*WHAT IS EXPECTED*
For the data that follows, report how many lines contain the word "Maandag", and nothing else.
━━━━━ DATA SUPPLIED
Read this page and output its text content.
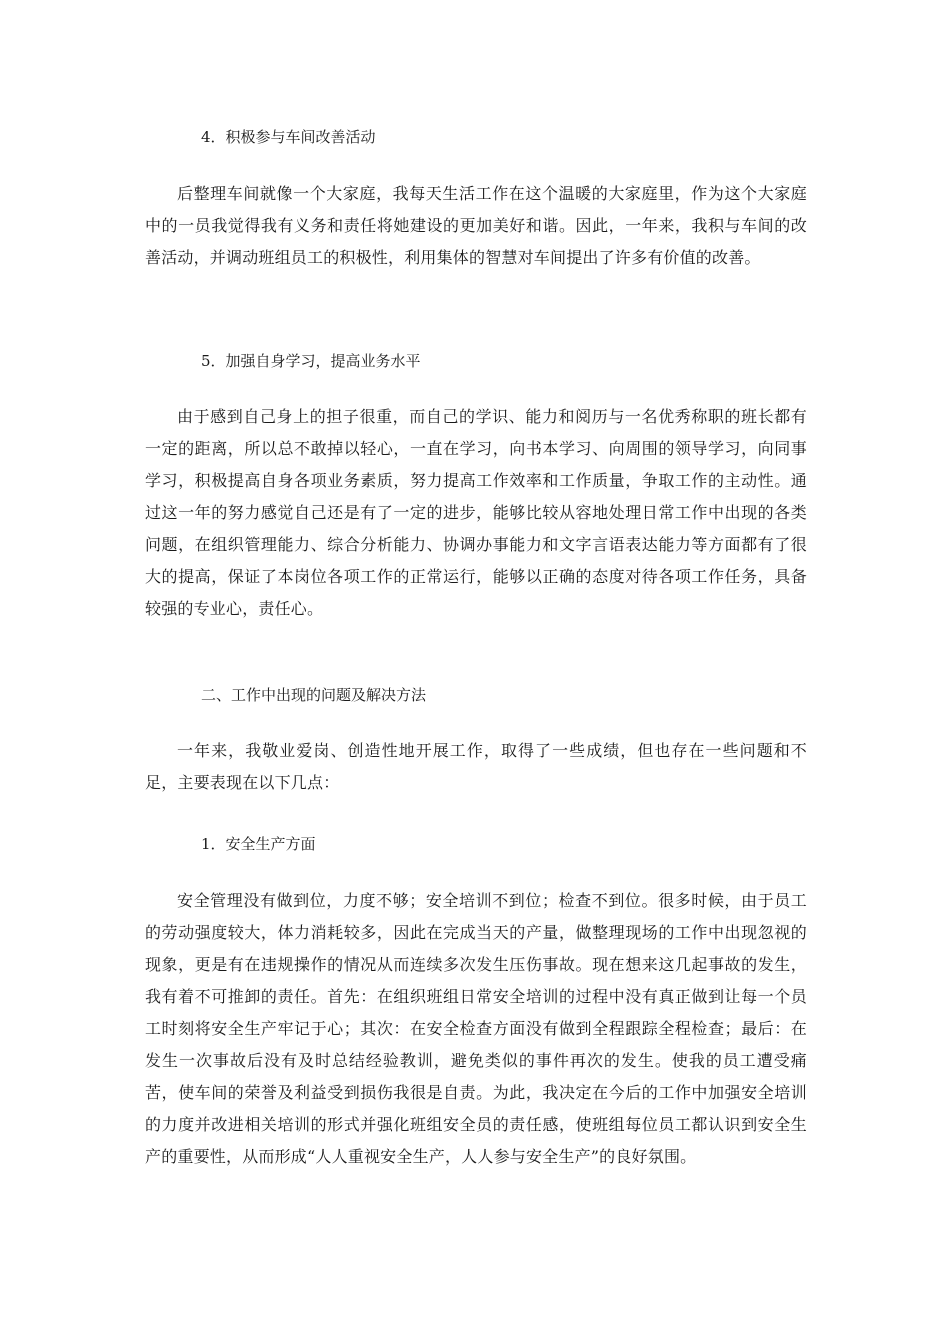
4．积极参与车间改善活动
后整理车间就像一个大家庭，我每天生活工作在这个温暖的大家庭里，作为这个大家庭中的一员我觉得我有义务和责任将她建设的更加美好和谐。因此，一年来，我积与车间的改善活动，并调动班组员工的积极性，利用集体的智慧对车间提出了许多有价值的改善。
5．加强自身学习，提高业务水平
由于感到自己身上的担子很重，而自己的学识、能力和阅历与一名优秀称职的班长都有一定的距离，所以总不敢掉以轻心，一直在学习，向书本学习、向周围的领导学习，向同事学习，积极提高自身各项业务素质，努力提高工作效率和工作质量，争取工作的主动性。通过这一年的努力感觉自己还是有了一定的进步，能够比较从容地处理日常工作中出现的各类问题，在组织管理能力、综合分析能力、协调办事能力和文字言语表达能力等方面都有了很大的提高，保证了本岗位各项工作的正常运行，能够以正确的态度对待各项工作任务，具备较强的专业心，责任心。
二、工作中出现的问题及解决方法
一年来，我敬业爱岗、创造性地开展工作，取得了一些成绩，但也存在一些问题和不足，主要表现在以下几点：
1．安全生产方面
安全管理没有做到位，力度不够；安全培训不到位；检查不到位。很多时候，由于员工的劳动强度较大，体力消耗较多，因此在完成当天的产量，做整理现场的工作中出现忽视的现象，更是有在违规操作的情况从而连续多次发生压伤事故。现在想来这几起事故的发生，我有着不可推卸的责任。首先：在组织班组日常安全培训的过程中没有真正做到让每一个员工时刻将安全生产牢记于心；其次：在安全检查方面没有做到全程跟踪全程检查；最后：在发生一次事故后没有及时总结经验教训，避免类似的事件再次的发生。使我的员工遭受痛苦，使车间的荣誉及利益受到损伤我很是自责。为此，我决定在今后的工作中加强安全培训的力度并改进相关培训的形式并强化班组安全员的责任感，使班组每位员工都认识到安全生产的重要性，从而形成“人人重视安全生产，人人参与安全生产”的良好氛围。
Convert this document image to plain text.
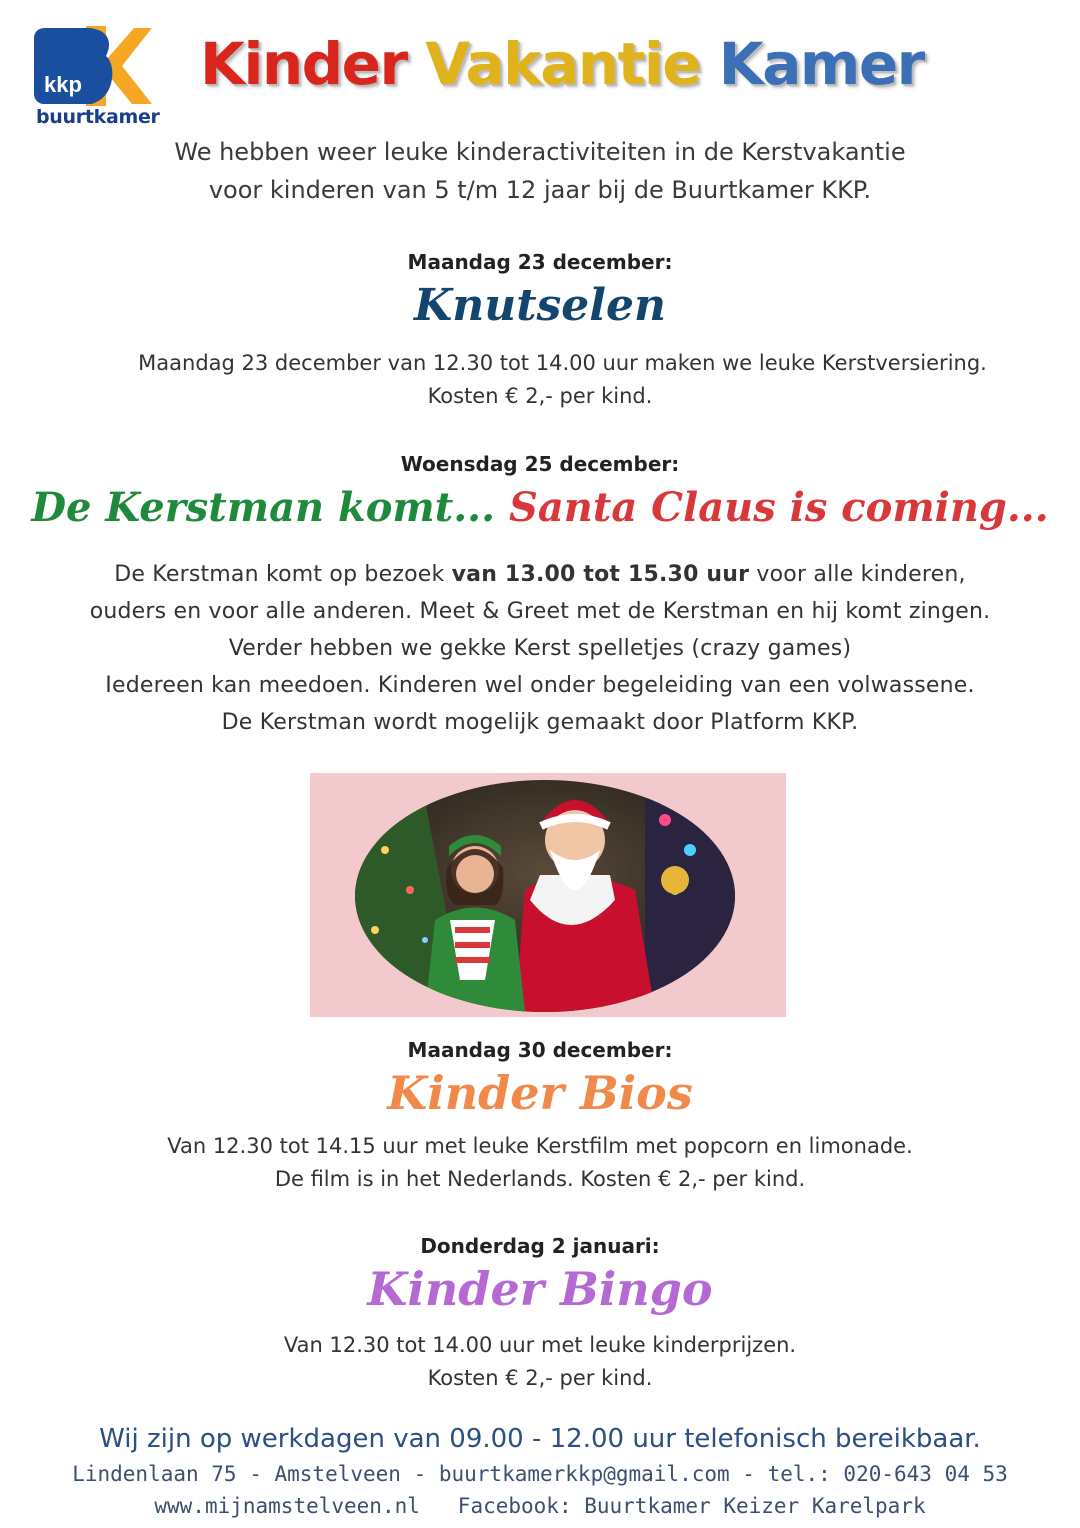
kkp
buurtkamer
Kinder Vakantie Kamer
We hebben weer leuke kinderactiviteiten in de Kerstvakantie
voor kinderen van 5 t/m 12 jaar bij de Buurtkamer KKP.
Maandag 23 december:
Knutselen
Maandag 23 december van 12.30 tot 14.00 uur maken we leuke Kerstversiering.
Kosten € 2,- per kind.
Woensdag 25 december:
De Kerstman komt... Santa Claus is coming...
De Kerstman komt op bezoek van 13.00 tot 15.30 uur voor alle kinderen,
ouders en voor alle anderen. Meet & Greet met de Kerstman en hij komt zingen.
Verder hebben we gekke Kerst spelletjes (crazy games)
Iedereen kan meedoen. Kinderen wel onder begeleiding van een volwassene.
De Kerstman wordt mogelijk gemaakt door Platform KKP.
Maandag 30 december:
Kinder Bios
Van 12.30 tot 14.15 uur met leuke Kerstfilm met popcorn en limonade.
De film is in het Nederlands. Kosten € 2,- per kind.
Donderdag 2 januari:
Kinder Bingo
Van 12.30 tot 14.00 uur met leuke kinderprijzen.
Kosten € 2,- per kind.
Wij zijn op werkdagen van 09.00 - 12.00 uur telefonisch bereikbaar.
Lindenlaan 75 - Amstelveen - buurtkamerkkp@gmail.com - tel.: 020-643 04 53
www.mijnamstelveen.nl   Facebook: Buurtkamer Keizer Karelpark
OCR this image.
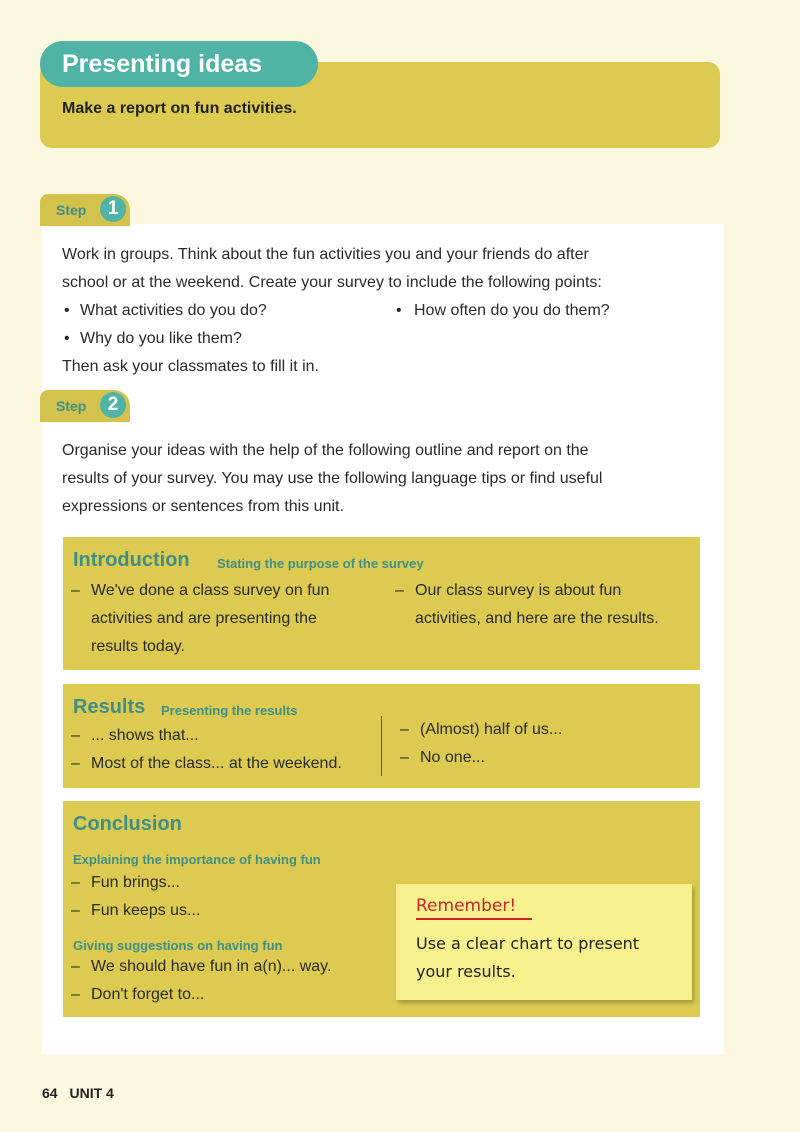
Presenting ideas
Make a report on fun activities.
Step	1
Work in groups. Think about the fun activities you and your friends do after
school or at the weekend. Create your survey to include the following points:
• What activities do you do?	• How often do you do them?
• Why do you like them?
Then ask your classmates to fill it in.
Step	2
Organise your ideas with the help of the following outline and report on the
results of your survey. You may use the following language tips or find useful
expressions or sentences from this unit.
Introduction Stating the purpose of the survey
– We've done a class survey on fun
activities and are presenting the
results today.
– Our class survey is about fun
activities, and here are the results.
Results Presenting the results
– ... shows that...
– Most of the class... at the weekend.
– (Almost) half of us...
– No one...
Conclusion
Explaining the importance of having fun
– Fun brings...
– Fun keeps us...
Giving suggestions on having fun
– We should have fun in a(n)... way.
– Don't forget to...
Remember!
Use a clear chart to present
your results.
64 UNIT 4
━━━━━━━━━━
*FINAL ANSWER*
3